◆ INSTRUCTIONS TO FOLLOW
Records follow. Copy every line with "this".

◆ PROVIDED INFORMATION
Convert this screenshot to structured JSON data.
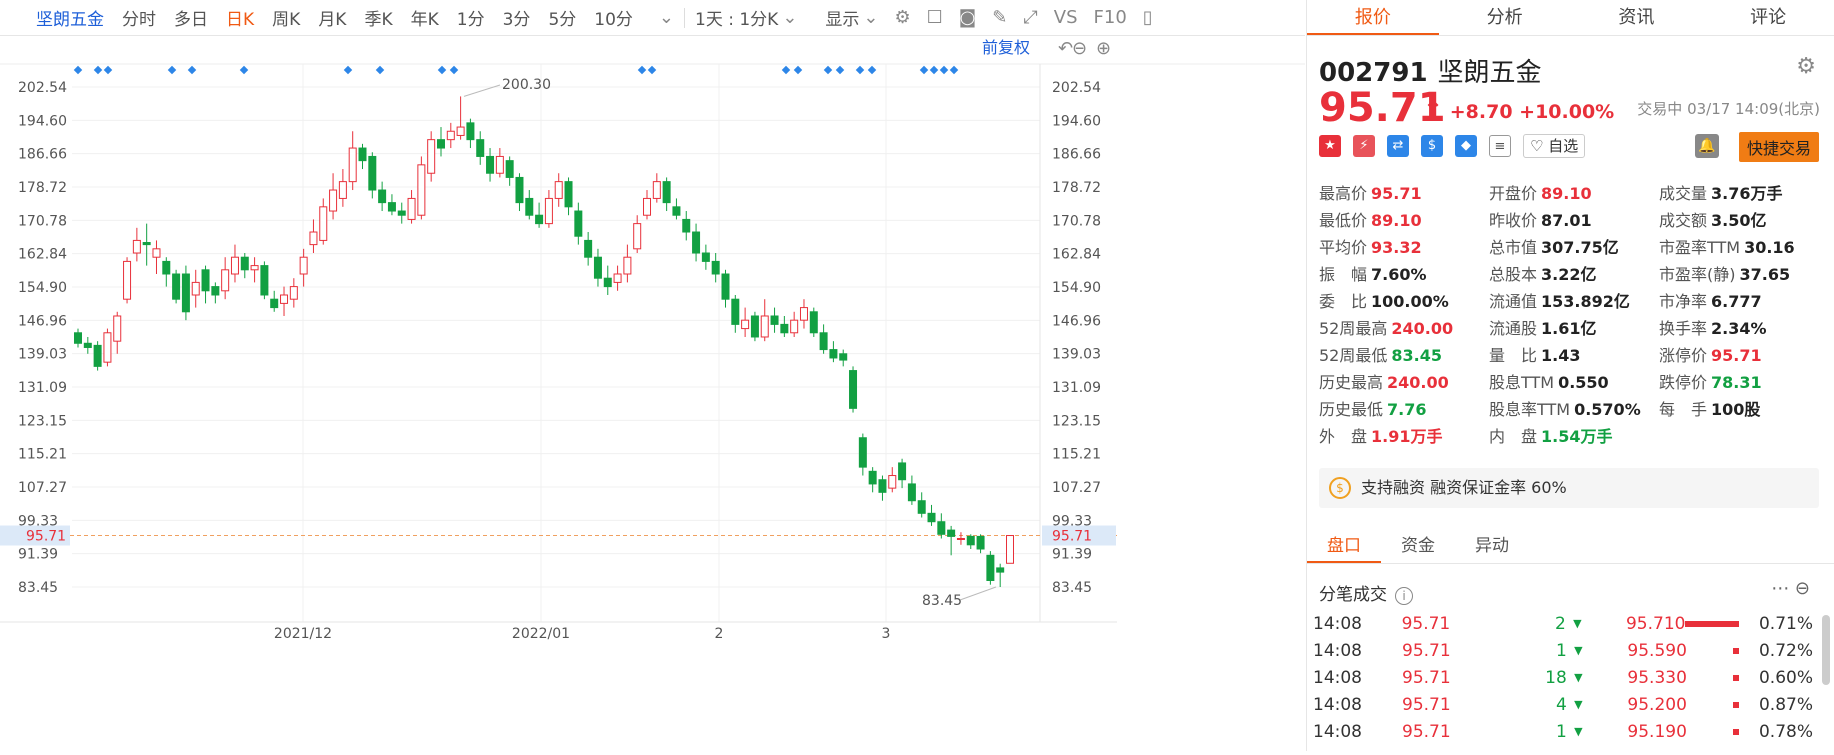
{
  "toolbar": {
    "name": "坚朗五金",
    "tabs": [
      "分时",
      "多日",
      "日K",
      "周K",
      "月K",
      "季K",
      "年K",
      "1分",
      "3分",
      "5分",
      "10分"
    ],
    "active_tab": "日K",
    "range": "1天 : 1分K",
    "display": "显示",
    "vs": "VS",
    "f10": "F10"
  },
  "chart": {
    "adjust_label": "前复权",
    "y_ticks": [
      "202.54",
      "194.60",
      "186.66",
      "178.72",
      "170.78",
      "162.84",
      "154.90",
      "146.96",
      "139.03",
      "131.09",
      "123.15",
      "115.21",
      "107.27",
      "99.33",
      "91.39",
      "83.45"
    ],
    "x_labels": [
      "2021/12",
      "2022/01",
      "2",
      "3"
    ],
    "current_price": "95.71",
    "high_label": "200.30",
    "low_label": "83.45",
    "up_color": "#e8303a",
    "down_color": "#12a042",
    "candles": [
      [
        144.0,
        141.5,
        145.0,
        140.5
      ],
      [
        141.5,
        140.5,
        143.0,
        139.0
      ],
      [
        141.0,
        136.0,
        142.0,
        135.0
      ],
      [
        137.0,
        144.0,
        145.0,
        136.0
      ],
      [
        142.0,
        148.0,
        149.0,
        139.0
      ],
      [
        152.0,
        161.0,
        162.0,
        151.0
      ],
      [
        163.0,
        166.0,
        169.0,
        161.0
      ],
      [
        165.5,
        165.0,
        170.0,
        160.0
      ],
      [
        162.0,
        164.0,
        166.0,
        158.0
      ],
      [
        161.0,
        158.0,
        162.0,
        155.0
      ],
      [
        158.0,
        152.0,
        159.0,
        151.0
      ],
      [
        158.0,
        149.0,
        160.0,
        147.0
      ],
      [
        153.0,
        156.0,
        159.0,
        150.0
      ],
      [
        159.0,
        154.0,
        160.0,
        151.0
      ],
      [
        155.0,
        153.0,
        156.0,
        151.0
      ],
      [
        154.0,
        159.0,
        162.0,
        152.0
      ],
      [
        158.0,
        162.0,
        165.0,
        156.0
      ],
      [
        162.0,
        159.0,
        163.0,
        157.0
      ],
      [
        159.0,
        160.0,
        162.0,
        156.0
      ],
      [
        160.0,
        153.0,
        161.0,
        152.0
      ],
      [
        152.0,
        150.0,
        154.0,
        149.0
      ],
      [
        151.0,
        153.0,
        155.0,
        148.0
      ],
      [
        152.0,
        155.0,
        157.0,
        150.0
      ],
      [
        158.0,
        162.0,
        164.0,
        155.0
      ],
      [
        165.0,
        168.0,
        171.0,
        163.0
      ],
      [
        166.0,
        174.0,
        176.0,
        165.0
      ],
      [
        173.0,
        178.0,
        182.0,
        171.0
      ],
      [
        176.0,
        180.0,
        183.0,
        174.0
      ],
      [
        180.0,
        188.0,
        192.0,
        178.0
      ],
      [
        188.0,
        185.0,
        189.0,
        183.0
      ],
      [
        186.0,
        178.0,
        187.0,
        176.0
      ],
      [
        178.0,
        175.0,
        180.0,
        173.0
      ],
      [
        175.0,
        173.0,
        177.0,
        172.0
      ],
      [
        173.0,
        172.0,
        175.0,
        170.0
      ],
      [
        171.0,
        176.0,
        178.0,
        170.0
      ],
      [
        172.0,
        184.0,
        186.0,
        171.0
      ],
      [
        182.0,
        190.0,
        192.0,
        180.0
      ],
      [
        190.0,
        188.0,
        193.0,
        186.0
      ],
      [
        190.0,
        192.0,
        194.0,
        188.0
      ],
      [
        191.0,
        193.0,
        200.3,
        190.0
      ],
      [
        194.0,
        190.0,
        195.0,
        188.0
      ],
      [
        190.0,
        186.0,
        192.0,
        184.0
      ],
      [
        186.0,
        182.0,
        188.0,
        180.0
      ],
      [
        182.0,
        186.0,
        188.0,
        181.0
      ],
      [
        185.0,
        181.0,
        186.0,
        179.0
      ],
      [
        181.0,
        175.0,
        182.0,
        173.0
      ],
      [
        176.0,
        172.0,
        178.0,
        171.0
      ],
      [
        172.0,
        170.0,
        175.0,
        169.0
      ],
      [
        170.0,
        176.0,
        178.0,
        169.0
      ],
      [
        176.0,
        180.0,
        182.0,
        174.0
      ],
      [
        180.0,
        174.0,
        181.0,
        172.0
      ],
      [
        173.0,
        167.0,
        175.0,
        165.0
      ],
      [
        166.0,
        162.0,
        168.0,
        160.0
      ],
      [
        162.0,
        157.0,
        164.0,
        155.0
      ],
      [
        157.0,
        155.0,
        160.0,
        153.0
      ],
      [
        156.0,
        158.0,
        160.0,
        154.0
      ],
      [
        158.0,
        162.0,
        165.0,
        156.0
      ],
      [
        164.0,
        170.0,
        172.0,
        163.0
      ],
      [
        172.0,
        176.0,
        178.0,
        171.0
      ],
      [
        176.0,
        180.0,
        182.0,
        175.0
      ],
      [
        180.0,
        175.0,
        181.0,
        173.0
      ],
      [
        174.0,
        172.0,
        176.0,
        171.0
      ],
      [
        171.0,
        168.0,
        173.0,
        166.0
      ],
      [
        168.0,
        163.0,
        170.0,
        161.0
      ],
      [
        163.0,
        161.0,
        165.0,
        159.0
      ],
      [
        161.0,
        158.0,
        163.0,
        156.0
      ],
      [
        158.0,
        152.0,
        159.0,
        150.0
      ],
      [
        152.0,
        146.0,
        153.0,
        144.0
      ],
      [
        145.0,
        147.0,
        150.0,
        143.0
      ],
      [
        148.0,
        143.0,
        149.0,
        142.0
      ],
      [
        143.0,
        148.0,
        152.0,
        142.0
      ],
      [
        148.0,
        146.0,
        150.0,
        144.0
      ],
      [
        146.0,
        144.0,
        148.0,
        143.0
      ],
      [
        144.0,
        147.0,
        149.0,
        143.0
      ],
      [
        147.0,
        150.0,
        152.0,
        145.0
      ],
      [
        149.0,
        144.0,
        150.0,
        143.0
      ],
      [
        144.0,
        140.0,
        146.0,
        139.0
      ],
      [
        140.0,
        138.0,
        142.0,
        137.0
      ],
      [
        139.0,
        137.5,
        140.0,
        136.0
      ],
      [
        135.0,
        126.0,
        136.0,
        125.0
      ],
      [
        119.0,
        112.0,
        120.0,
        110.0
      ],
      [
        111.0,
        108.0,
        112.0,
        106.0
      ],
      [
        109.0,
        106.0,
        110.0,
        104.0
      ],
      [
        107.0,
        110.0,
        112.0,
        106.0
      ],
      [
        113.0,
        109.0,
        114.0,
        107.0
      ],
      [
        108.0,
        104.0,
        110.0,
        103.0
      ],
      [
        104.0,
        101.0,
        106.0,
        100.0
      ],
      [
        101.0,
        99.0,
        103.0,
        98.0
      ],
      [
        99.0,
        96.0,
        101.0,
        95.0
      ],
      [
        97.0,
        95.5,
        98.0,
        91.0
      ],
      [
        95.0,
        95.0,
        96.5,
        93.5
      ],
      [
        95.5,
        93.5,
        96.0,
        92.5
      ],
      [
        95.5,
        92.5,
        96.0,
        91.5
      ],
      [
        91.0,
        85.0,
        92.0,
        84.0
      ],
      [
        88.0,
        87.0,
        89.0,
        83.45
      ],
      [
        89.1,
        95.71,
        95.71,
        89.1
      ]
    ]
  },
  "right": {
    "tabs": [
      "报价",
      "分析",
      "资讯",
      "评论"
    ],
    "active_tab": "报价",
    "code": "002791",
    "name": "坚朗五金",
    "price": "95.71",
    "arrow": "↑",
    "change": "+8.70 +10.00%",
    "status": "交易中 03/17 14:09(北京)",
    "watch_label": "自选",
    "fast_trade": "快捷交易",
    "stats": [
      [
        {
          "l": "最高价",
          "v": "95.71",
          "c": "red"
        },
        {
          "l": "开盘价",
          "v": "89.10",
          "c": "red"
        },
        {
          "l": "成交量",
          "v": "3.76万手",
          "c": "dark"
        }
      ],
      [
        {
          "l": "最低价",
          "v": "89.10",
          "c": "red"
        },
        {
          "l": "昨收价",
          "v": "87.01",
          "c": "dark"
        },
        {
          "l": "成交额",
          "v": "3.50亿",
          "c": "dark"
        }
      ],
      [
        {
          "l": "平均价",
          "v": "93.32",
          "c": "red"
        },
        {
          "l": "总市值",
          "v": "307.75亿",
          "c": "dark"
        },
        {
          "l": "市盈率TTM",
          "v": "30.16",
          "c": "dark"
        }
      ],
      [
        {
          "l": "振　幅",
          "v": "7.60%",
          "c": "dark"
        },
        {
          "l": "总股本",
          "v": "3.22亿",
          "c": "dark"
        },
        {
          "l": "市盈率(静)",
          "v": "37.65",
          "c": "dark"
        }
      ],
      [
        {
          "l": "委　比",
          "v": "100.00%",
          "c": "dark"
        },
        {
          "l": "流通值",
          "v": "153.892亿",
          "c": "dark"
        },
        {
          "l": "市净率",
          "v": "6.777",
          "c": "dark"
        }
      ],
      [
        {
          "l": "52周最高",
          "v": "240.00",
          "c": "red"
        },
        {
          "l": "流通股",
          "v": "1.61亿",
          "c": "dark"
        },
        {
          "l": "换手率",
          "v": "2.34%",
          "c": "dark"
        }
      ],
      [
        {
          "l": "52周最低",
          "v": "83.45",
          "c": "green"
        },
        {
          "l": "量　比",
          "v": "1.43",
          "c": "dark"
        },
        {
          "l": "涨停价",
          "v": "95.71",
          "c": "red"
        }
      ],
      [
        {
          "l": "历史最高",
          "v": "240.00",
          "c": "red"
        },
        {
          "l": "股息TTM",
          "v": "0.550",
          "c": "dark"
        },
        {
          "l": "跌停价",
          "v": "78.31",
          "c": "green"
        }
      ],
      [
        {
          "l": "历史最低",
          "v": "7.76",
          "c": "green"
        },
        {
          "l": "股息率TTM",
          "v": "0.570%",
          "c": "dark"
        },
        {
          "l": "每　手",
          "v": "100股",
          "c": "dark"
        }
      ],
      [
        {
          "l": "外　盘",
          "v": "1.91万手",
          "c": "red"
        },
        {
          "l": "内　盘",
          "v": "1.54万手",
          "c": "green"
        },
        {
          "l": "",
          "v": "",
          "c": "dark"
        }
      ]
    ],
    "margin_text": "支持融资 融资保证金率 60%",
    "sub_tabs": [
      "盘口",
      "资金",
      "异动"
    ],
    "sub_active": "盘口",
    "tick_title": "分笔成交",
    "ticks": [
      {
        "t": "14:08",
        "p": "95.71",
        "v": "2",
        "bp": "95.710",
        "pct": "0.71%"
      },
      {
        "t": "14:08",
        "p": "95.71",
        "v": "1",
        "bp": "95.590",
        "pct": "0.72%"
      },
      {
        "t": "14:08",
        "p": "95.71",
        "v": "18",
        "bp": "95.330",
        "pct": "0.60%"
      },
      {
        "t": "14:08",
        "p": "95.71",
        "v": "4",
        "bp": "95.200",
        "pct": "0.87%"
      },
      {
        "t": "14:08",
        "p": "95.71",
        "v": "1",
        "bp": "95.190",
        "pct": "0.78%"
      }
    ]
  }
}
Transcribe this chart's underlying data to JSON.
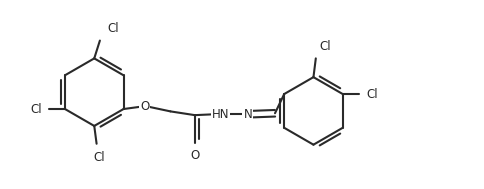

◆ ANSWER TO THE PROBLEM
Convert this screenshot to structured JSON data.
Transcribe this chart's underlying data to JSON.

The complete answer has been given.